[Records from a collection of figures]
──────────

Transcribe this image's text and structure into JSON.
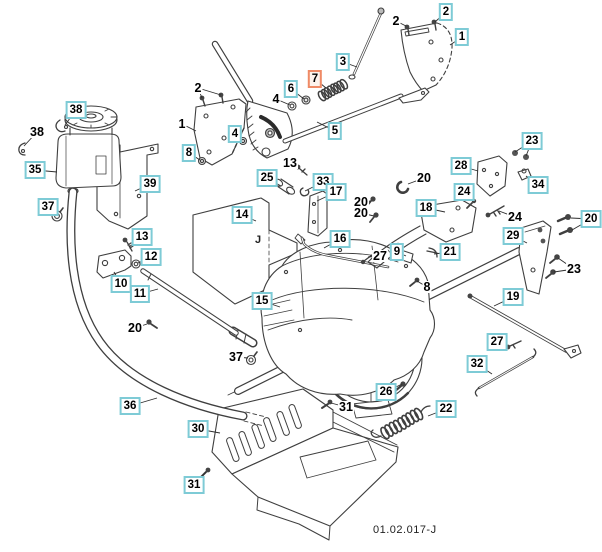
{
  "diagram": {
    "drawing_code": "01.02.017-J",
    "plate_marking": "J",
    "selected_part": "7",
    "colors": {
      "callout_box": "#7ecbd6",
      "callout_selected_box": "#ef8a66",
      "callout_selected_bg": "#fdf2ec",
      "line_art": "#3f3f3f",
      "leader": "#2e2e2e"
    },
    "callouts": [
      {
        "ref": "2",
        "style": "plain",
        "x": 198,
        "y": 88,
        "tx": 202,
        "ty": 98,
        "tx2": 221,
        "ty2": 95
      },
      {
        "ref": "1",
        "style": "plain",
        "x": 182,
        "y": 124,
        "tx": 196,
        "ty": 131
      },
      {
        "ref": "8",
        "style": "boxed",
        "x": 189,
        "y": 153,
        "tx": 200,
        "ty": 160
      },
      {
        "ref": "4",
        "style": "boxed",
        "x": 235,
        "y": 134,
        "tx": 242,
        "ty": 140
      },
      {
        "ref": "4",
        "style": "plain",
        "x": 276,
        "y": 99,
        "tx": 290,
        "ty": 105
      },
      {
        "ref": "6",
        "style": "boxed",
        "x": 291,
        "y": 89,
        "tx": 304,
        "ty": 99
      },
      {
        "ref": "2",
        "style": "plain",
        "x": 396,
        "y": 21,
        "tx": 406,
        "ty": 26
      },
      {
        "ref": "2",
        "style": "boxed",
        "x": 446,
        "y": 12,
        "tx": 435,
        "ty": 22
      },
      {
        "ref": "1",
        "style": "boxed",
        "x": 462,
        "y": 37,
        "tx": 450,
        "ty": 45
      },
      {
        "ref": "3",
        "style": "boxed",
        "x": 343,
        "y": 62,
        "tx": 357,
        "ty": 67
      },
      {
        "ref": "7",
        "style": "selected",
        "x": 315,
        "y": 79,
        "tx": 326,
        "ty": 88
      },
      {
        "ref": "5",
        "style": "boxed",
        "x": 335,
        "y": 131,
        "tx": 317,
        "ty": 122
      },
      {
        "ref": "38",
        "style": "boxed",
        "x": 76,
        "y": 110,
        "tx": 65,
        "ty": 125
      },
      {
        "ref": "38",
        "style": "plain",
        "x": 37,
        "y": 132,
        "tx": 24,
        "ty": 146
      },
      {
        "ref": "35",
        "style": "boxed",
        "x": 35,
        "y": 170,
        "tx": 57,
        "ty": 172
      },
      {
        "ref": "37",
        "style": "boxed",
        "x": 48,
        "y": 207,
        "tx": 58,
        "ty": 214
      },
      {
        "ref": "39",
        "style": "boxed",
        "x": 150,
        "y": 184,
        "tx": 135,
        "ty": 191
      },
      {
        "ref": "13",
        "style": "boxed",
        "x": 142,
        "y": 237,
        "tx": 129,
        "ty": 247
      },
      {
        "ref": "12",
        "style": "boxed",
        "x": 151,
        "y": 257,
        "tx": 138,
        "ty": 263
      },
      {
        "ref": "10",
        "style": "boxed",
        "x": 121,
        "y": 284,
        "tx": 114,
        "ty": 272
      },
      {
        "ref": "11",
        "style": "boxed",
        "x": 140,
        "y": 294,
        "tx": 158,
        "ty": 289
      },
      {
        "ref": "25",
        "style": "boxed",
        "x": 267,
        "y": 178,
        "tx": 281,
        "ty": 186
      },
      {
        "ref": "13",
        "style": "plain",
        "x": 290,
        "y": 163,
        "tx": 300,
        "ty": 169
      },
      {
        "ref": "33",
        "style": "boxed",
        "x": 323,
        "y": 182,
        "tx": 305,
        "ty": 191
      },
      {
        "ref": "17",
        "style": "boxed",
        "x": 336,
        "y": 192,
        "tx": 317,
        "ty": 201
      },
      {
        "ref": "14",
        "style": "boxed",
        "x": 242,
        "y": 215,
        "tx": 256,
        "ty": 221
      },
      {
        "ref": "16",
        "style": "boxed",
        "x": 340,
        "y": 239,
        "tx": 324,
        "ty": 248
      },
      {
        "ref": "20",
        "style": "plain",
        "x": 424,
        "y": 178,
        "tx": 408,
        "ty": 184
      },
      {
        "ref": "20",
        "style": "plain",
        "x": 361,
        "y": 202,
        "tx": 371,
        "ty": 201
      },
      {
        "ref": "20",
        "style": "plain",
        "x": 361,
        "y": 213,
        "tx": 374,
        "ty": 216
      },
      {
        "ref": "27",
        "style": "plain",
        "x": 380,
        "y": 256,
        "tx": 368,
        "ty": 257
      },
      {
        "ref": "9",
        "style": "boxed",
        "x": 397,
        "y": 252,
        "tx": 406,
        "ty": 256
      },
      {
        "ref": "21",
        "style": "boxed",
        "x": 450,
        "y": 252,
        "tx": 434,
        "ty": 254
      },
      {
        "ref": "18",
        "style": "boxed",
        "x": 426,
        "y": 208,
        "tx": 445,
        "ty": 212
      },
      {
        "ref": "24",
        "style": "boxed",
        "x": 464,
        "y": 192,
        "tx": 473,
        "ty": 200
      },
      {
        "ref": "24",
        "style": "plain",
        "x": 515,
        "y": 217,
        "tx": 499,
        "ty": 211
      },
      {
        "ref": "28",
        "style": "boxed",
        "x": 461,
        "y": 166,
        "tx": 478,
        "ty": 171
      },
      {
        "ref": "23",
        "style": "boxed",
        "x": 532,
        "y": 141,
        "tx": 515,
        "ty": 152,
        "tx2": 526,
        "ty2": 156
      },
      {
        "ref": "34",
        "style": "boxed",
        "x": 538,
        "y": 185,
        "tx": 526,
        "ty": 176
      },
      {
        "ref": "20",
        "style": "boxed",
        "x": 591,
        "y": 219,
        "tx": 571,
        "ty": 218,
        "tx2": 572,
        "ty2": 230
      },
      {
        "ref": "29",
        "style": "boxed",
        "x": 513,
        "y": 236,
        "tx": 527,
        "ty": 243
      },
      {
        "ref": "23",
        "style": "plain",
        "x": 574,
        "y": 269,
        "tx": 558,
        "ty": 258,
        "tx2": 554,
        "ty2": 272
      },
      {
        "ref": "19",
        "style": "boxed",
        "x": 513,
        "y": 297,
        "tx": 494,
        "ty": 306
      },
      {
        "ref": "8",
        "style": "plain",
        "x": 427,
        "y": 287,
        "tx": 417,
        "ty": 281
      },
      {
        "ref": "27",
        "style": "boxed",
        "x": 497,
        "y": 342,
        "tx": 508,
        "ty": 346
      },
      {
        "ref": "32",
        "style": "boxed",
        "x": 477,
        "y": 364,
        "tx": 492,
        "ty": 374
      },
      {
        "ref": "26",
        "style": "boxed",
        "x": 386,
        "y": 392,
        "tx": 402,
        "ty": 384
      },
      {
        "ref": "31",
        "style": "plain",
        "x": 346,
        "y": 407,
        "tx": 331,
        "ty": 403
      },
      {
        "ref": "22",
        "style": "boxed",
        "x": 446,
        "y": 409,
        "tx": 428,
        "ty": 416
      },
      {
        "ref": "15",
        "style": "boxed",
        "x": 262,
        "y": 301,
        "tx": 280,
        "ty": 307
      },
      {
        "ref": "20",
        "style": "plain",
        "x": 135,
        "y": 328,
        "tx": 147,
        "ty": 324
      },
      {
        "ref": "37",
        "style": "plain",
        "x": 236,
        "y": 357,
        "tx": 248,
        "ty": 358
      },
      {
        "ref": "36",
        "style": "boxed",
        "x": 130,
        "y": 406,
        "tx": 157,
        "ty": 398
      },
      {
        "ref": "30",
        "style": "boxed",
        "x": 198,
        "y": 429,
        "tx": 220,
        "ty": 433
      },
      {
        "ref": "31",
        "style": "boxed",
        "x": 194,
        "y": 485,
        "tx": 206,
        "ty": 472
      }
    ]
  }
}
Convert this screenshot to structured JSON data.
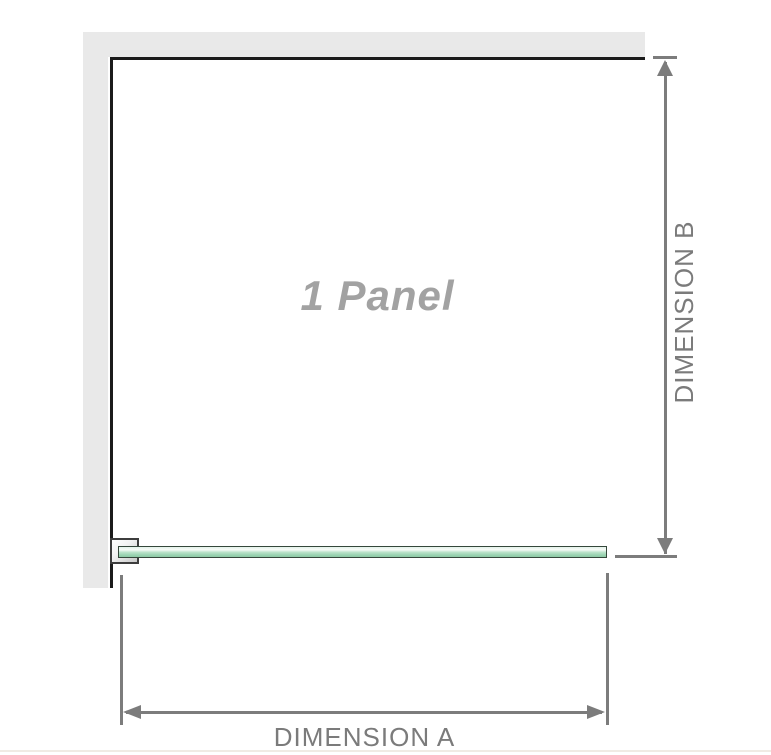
{
  "diagram": {
    "panel_label": "1 Panel",
    "dimension_a_label": "DIMENSION A",
    "dimension_b_label": "DIMENSION B"
  },
  "colors": {
    "wall": "#e9e9e9",
    "frame": "#1b1b1b",
    "dimension": "#7c7c7c",
    "label_text": "#7b7b7b",
    "panel_text": "#a2a2a2",
    "glass_border": "#35473b",
    "glass_fill_light": "#e4f2e9",
    "glass_fill_mid": "#9cd4b3",
    "bracket_border": "#3d3d3d",
    "bottom_edge": "#f0ebe4"
  }
}
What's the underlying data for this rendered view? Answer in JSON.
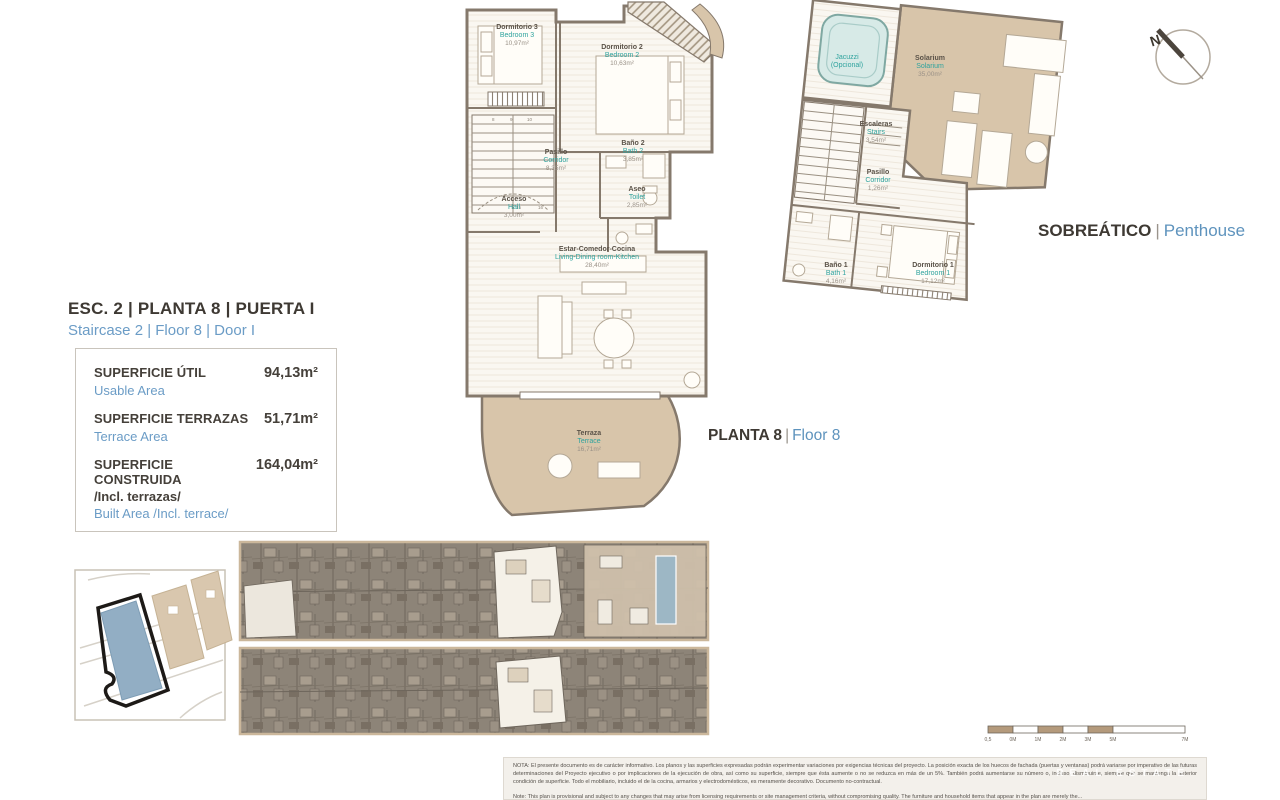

──────────

- [PROBLEM DESCRIPTION]:
Out of the material above, gather each line where "data" appears.

- [OUTPUT BELOW]:
Convert this screenshot to structured JSON data.
What's the underlying data for this rendered view? Answer in JSON.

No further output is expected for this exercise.